== TEXT ==

####

[PATCH] pipe: enable atomic copying of pipe data to/from user space

The pipe ->map() method uses kmap() to virtually map the pages, which
is both slow and has known scalability issues on SMP. This patch enables
atomic copying of pipe pages, by pre-faulting data and using kmap_atomic()
instead.

lmbench bw_pipe and lat_pipe measurements agree this is a Good Thing. Here
are results from that on a UP machine with highmem (1.5GiB of RAM), running
first a UP kernel, SMP kernel, and SMP kernel patched.

####

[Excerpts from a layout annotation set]
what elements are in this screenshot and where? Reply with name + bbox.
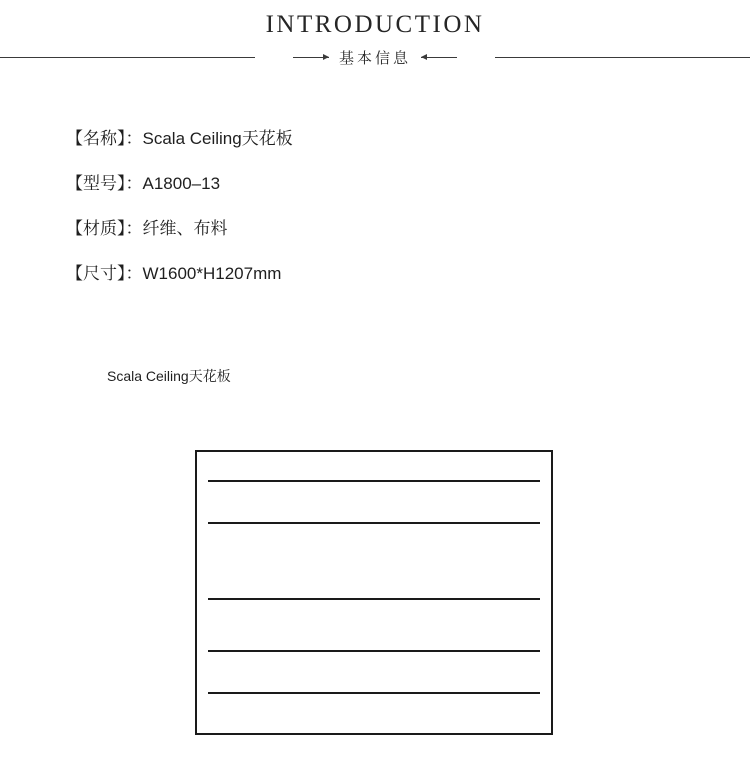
spec-row (66, 263, 293, 284)
spec-value-name: Scala Ceiling天花板 (142, 129, 293, 148)
spec-value-model: A1800–13 (142, 174, 221, 193)
slat-line (208, 522, 540, 524)
spec-row (66, 128, 293, 149)
spec-label-size: 【尺寸】： (66, 264, 143, 283)
spec-label-model: 【型号】： (66, 174, 143, 193)
header-subtitle-group (0, 44, 750, 70)
section-header (0, 0, 750, 70)
arrow-right-icon (293, 54, 329, 61)
spec-value-material: 纤维、布料 (142, 219, 228, 238)
slat-line (208, 480, 540, 482)
slat-line (208, 650, 540, 652)
ceiling-panel-line-drawing (195, 450, 553, 735)
header-subtitle: 基本信息 (338, 49, 411, 67)
spec-row (66, 218, 293, 239)
arrow-left-icon (421, 54, 457, 61)
slat-line (208, 692, 540, 694)
spec-list (66, 128, 293, 308)
spec-label-name: 【名称】： (66, 129, 143, 148)
slat-line (208, 598, 540, 600)
header-divider (0, 44, 750, 70)
drawing-caption: Scala Ceiling天花板 (107, 368, 231, 384)
spec-value-size: W1600*H1207mm (142, 264, 282, 283)
spec-row (66, 173, 293, 194)
page-title: INTRODUCTION (265, 11, 485, 38)
spec-label-material: 【材质】： (66, 219, 143, 238)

####

Carry on the pipe patch description from where it stops, after the sentence introducing the lmbench results on the highmem machine.

== RESULT FOR THIS TASK ==
Vanilla-UP:
Pipe bandwidth: 1622.28 MB/sec
Pipe bandwidth: 1610.59 MB/sec
Pipe bandwidth: 1608.30 MB/sec
Pipe latency: 7.3275 microseconds
Pipe latency: 7.2995 microseconds
Pipe latency: 7.3097 microseconds

Vanilla-SMP:
Pipe bandwidth: 1382.19 MB/sec
Pipe bandwidth: 1317.27 MB/sec
Pipe bandwidth: 1355.61 MB/sec
Pipe latency: 9.6402 microseconds
Pipe latency: 9.6696 microseconds
Pipe latency: 9.6153 microseconds

Patched-SMP:
Pipe bandwidth: 1578.70 MB/sec
Pipe bandwidth: 1579.95 MB/sec
Pipe bandwidth: 1578.63 MB/sec
Pipe latency: 9.1654 microseconds
Pipe latency: 9.2266 microseconds
Pipe latency: 9.1527 microseconds

Signed-off-by: Jens Axboe <axboe@suse.de>
diff --git a/fs/splice.c b/fs/splice.c
index 0a69164..d4664a2 100644
--- a/fs/splice.c
+++ b/fs/splice.c
@@ -640,13 +640,13 @@
 		/*
 		 * Careful, ->map() uses KM_USER0!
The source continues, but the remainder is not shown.